- Dataset rows
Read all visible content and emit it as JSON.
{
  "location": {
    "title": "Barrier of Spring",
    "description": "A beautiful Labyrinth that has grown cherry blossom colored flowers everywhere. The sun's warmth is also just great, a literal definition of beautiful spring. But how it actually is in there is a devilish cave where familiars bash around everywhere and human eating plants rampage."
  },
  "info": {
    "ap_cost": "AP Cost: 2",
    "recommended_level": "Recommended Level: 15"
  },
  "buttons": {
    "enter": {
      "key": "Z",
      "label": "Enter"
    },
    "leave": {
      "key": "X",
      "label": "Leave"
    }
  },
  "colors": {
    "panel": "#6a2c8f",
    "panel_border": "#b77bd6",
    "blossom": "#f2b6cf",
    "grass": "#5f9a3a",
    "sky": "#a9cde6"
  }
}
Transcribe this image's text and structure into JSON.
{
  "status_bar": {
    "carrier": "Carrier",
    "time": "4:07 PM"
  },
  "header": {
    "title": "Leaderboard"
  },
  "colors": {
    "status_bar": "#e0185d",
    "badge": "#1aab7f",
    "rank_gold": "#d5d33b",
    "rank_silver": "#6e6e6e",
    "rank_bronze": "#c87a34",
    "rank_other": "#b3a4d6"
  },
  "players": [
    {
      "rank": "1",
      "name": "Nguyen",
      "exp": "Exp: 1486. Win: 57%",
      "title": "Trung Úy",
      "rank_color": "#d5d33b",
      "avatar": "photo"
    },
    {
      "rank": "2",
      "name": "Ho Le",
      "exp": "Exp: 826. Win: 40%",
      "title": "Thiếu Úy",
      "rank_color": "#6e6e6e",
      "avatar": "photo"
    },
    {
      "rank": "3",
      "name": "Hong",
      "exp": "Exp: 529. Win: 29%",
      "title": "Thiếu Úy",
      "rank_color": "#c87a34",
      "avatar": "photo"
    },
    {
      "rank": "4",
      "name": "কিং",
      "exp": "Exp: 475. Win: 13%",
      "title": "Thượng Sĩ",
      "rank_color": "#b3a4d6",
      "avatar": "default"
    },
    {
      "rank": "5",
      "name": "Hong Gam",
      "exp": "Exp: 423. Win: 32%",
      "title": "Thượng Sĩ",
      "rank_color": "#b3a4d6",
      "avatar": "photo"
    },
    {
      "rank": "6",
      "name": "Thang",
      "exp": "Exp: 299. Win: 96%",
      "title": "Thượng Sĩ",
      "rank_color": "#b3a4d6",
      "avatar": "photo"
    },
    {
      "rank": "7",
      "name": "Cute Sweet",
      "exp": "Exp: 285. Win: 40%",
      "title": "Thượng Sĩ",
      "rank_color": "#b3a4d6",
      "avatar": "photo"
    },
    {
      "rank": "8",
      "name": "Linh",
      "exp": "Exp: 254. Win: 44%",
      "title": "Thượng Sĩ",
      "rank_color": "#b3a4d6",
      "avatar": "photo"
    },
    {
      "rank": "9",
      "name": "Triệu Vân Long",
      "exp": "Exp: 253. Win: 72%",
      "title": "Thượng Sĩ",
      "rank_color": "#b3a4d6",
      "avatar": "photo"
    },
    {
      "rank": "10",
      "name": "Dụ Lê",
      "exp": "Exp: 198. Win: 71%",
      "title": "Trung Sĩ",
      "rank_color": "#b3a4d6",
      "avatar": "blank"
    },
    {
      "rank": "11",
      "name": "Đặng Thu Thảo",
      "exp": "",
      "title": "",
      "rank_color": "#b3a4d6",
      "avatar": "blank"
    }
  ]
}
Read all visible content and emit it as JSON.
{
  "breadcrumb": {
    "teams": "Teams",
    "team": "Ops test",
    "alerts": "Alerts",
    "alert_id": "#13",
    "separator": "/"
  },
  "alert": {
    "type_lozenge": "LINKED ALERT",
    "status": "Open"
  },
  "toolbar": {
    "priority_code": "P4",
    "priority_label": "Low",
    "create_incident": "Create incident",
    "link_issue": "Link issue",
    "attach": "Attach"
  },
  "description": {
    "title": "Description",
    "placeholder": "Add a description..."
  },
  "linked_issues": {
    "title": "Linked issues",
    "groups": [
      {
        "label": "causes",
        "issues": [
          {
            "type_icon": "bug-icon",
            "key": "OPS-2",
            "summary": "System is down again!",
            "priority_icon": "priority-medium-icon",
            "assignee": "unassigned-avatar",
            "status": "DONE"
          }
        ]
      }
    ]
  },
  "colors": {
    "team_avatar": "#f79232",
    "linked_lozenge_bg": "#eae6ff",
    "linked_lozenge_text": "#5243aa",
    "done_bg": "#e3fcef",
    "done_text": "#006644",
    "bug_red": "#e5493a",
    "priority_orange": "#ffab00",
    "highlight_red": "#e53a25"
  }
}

- What is required
Repeat the records above exactly as they appear.

- Task answer
Read all visible content and emit it as JSON.
{
  "location": {
    "title": "Barrier of Spring",
    "description": "A beautiful Labyrinth that has grown cherry blossom colored flowers everywhere. The sun's warmth is also just great, a literal definition of beautiful spring. But how it actually is in there is a devilish cave where familiars bash around everywhere and human eating plants rampage."
  },
  "info": {
    "ap_cost": "AP Cost: 2",
    "recommended_level": "Recommended Level: 15"
  },
  "buttons": {
    "enter": {
      "key": "Z",
      "label": "Enter"
    },
    "leave": {
      "key": "X",
      "label": "Leave"
    }
  },
  "colors": {
    "panel": "#6a2c8f",
    "panel_border": "#b77bd6",
    "blossom": "#f2b6cf",
    "grass": "#5f9a3a",
    "sky": "#a9cde6"
  }
}
Transcribe this image's text and structure into JSON.
{
  "status_bar": {
    "carrier": "Carrier",
    "time": "4:07 PM"
  },
  "header": {
    "title": "Leaderboard"
  },
  "colors": {
    "status_bar": "#e0185d",
    "badge": "#1aab7f",
    "rank_gold": "#d5d33b",
    "rank_silver": "#6e6e6e",
    "rank_bronze": "#c87a34",
    "rank_other": "#b3a4d6"
  },
  "players": [
    {
      "rank": "1",
      "name": "Nguyen",
      "exp": "Exp: 1486. Win: 57%",
      "title": "Trung Úy",
      "rank_color": "#d5d33b",
      "avatar": "photo"
    },
    {
      "rank": "2",
      "name": "Ho Le",
      "exp": "Exp: 826. Win: 40%",
      "title": "Thiếu Úy",
      "rank_color": "#6e6e6e",
      "avatar": "photo"
    },
    {
      "rank": "3",
      "name": "Hong",
      "exp": "Exp: 529. Win: 29%",
      "title": "Thiếu Úy",
      "rank_color": "#c87a34",
      "avatar": "photo"
    },
    {
      "rank": "4",
      "name": "কিং",
      "exp": "Exp: 475. Win: 13%",
      "title": "Thượng Sĩ",
      "rank_color": "#b3a4d6",
      "avatar": "default"
    },
    {
      "rank": "5",
      "name": "Hong Gam",
      "exp": "Exp: 423. Win: 32%",
      "title": "Thượng Sĩ",
      "rank_color": "#b3a4d6",
      "avatar": "photo"
    },
    {
      "rank": "6",
      "name": "Thang",
      "exp": "Exp: 299. Win: 96%",
      "title": "Thượng Sĩ",
      "rank_color": "#b3a4d6",
      "avatar": "photo"
    },
    {
      "rank": "7",
      "name": "Cute Sweet",
      "exp": "Exp: 285. Win: 40%",
      "title": "Thượng Sĩ",
      "rank_color": "#b3a4d6",
      "avatar": "photo"
    },
    {
      "rank": "8",
      "name": "Linh",
      "exp": "Exp: 254. Win: 44%",
      "title": "Thượng Sĩ",
      "rank_color": "#b3a4d6",
      "avatar": "photo"
    },
    {
      "rank": "9",
      "name": "Triệu Vân Long",
      "exp": "Exp: 253. Win: 72%",
      "title": "Thượng Sĩ",
      "rank_color": "#b3a4d6",
      "avatar": "photo"
    },
    {
      "rank": "10",
      "name": "Dụ Lê",
      "exp": "Exp: 198. Win: 71%",
      "title": "Trung Sĩ",
      "rank_color": "#b3a4d6",
      "avatar": "blank"
    },
    {
      "rank": "11",
      "name": "Đặng Thu Thảo",
      "exp": "",
      "title": "",
      "rank_color": "#b3a4d6",
      "avatar": "blank"
    }
  ]
}
Read all visible content and emit it as JSON.
{
  "breadcrumb": {
    "teams": "Teams",
    "team": "Ops test",
    "alerts": "Alerts",
    "alert_id": "#13",
    "separator": "/"
  },
  "alert": {
    "type_lozenge": "LINKED ALERT",
    "status": "Open"
  },
  "toolbar": {
    "priority_code": "P4",
    "priority_label": "Low",
    "create_incident": "Create incident",
    "link_issue": "Link issue",
    "attach": "Attach"
  },
  "description": {
    "title": "Description",
    "placeholder": "Add a description..."
  },
  "linked_issues": {
    "title": "Linked issues",
    "groups": [
      {
        "label": "causes",
        "issues": [
          {
            "type_icon": "bug-icon",
            "key": "OPS-2",
            "summary": "System is down again!",
            "priority_icon": "priority-medium-icon",
            "assignee": "unassigned-avatar",
            "status": "DONE"
          }
        ]
      }
    ]
  },
  "colors": {
    "team_avatar": "#f79232",
    "linked_lozenge_bg": "#eae6ff",
    "linked_lozenge_text": "#5243aa",
    "done_bg": "#e3fcef",
    "done_text": "#006644",
    "bug_red": "#e5493a",
    "priority_orange": "#ffab00",
    "highlight_red": "#e53a25"
  }
}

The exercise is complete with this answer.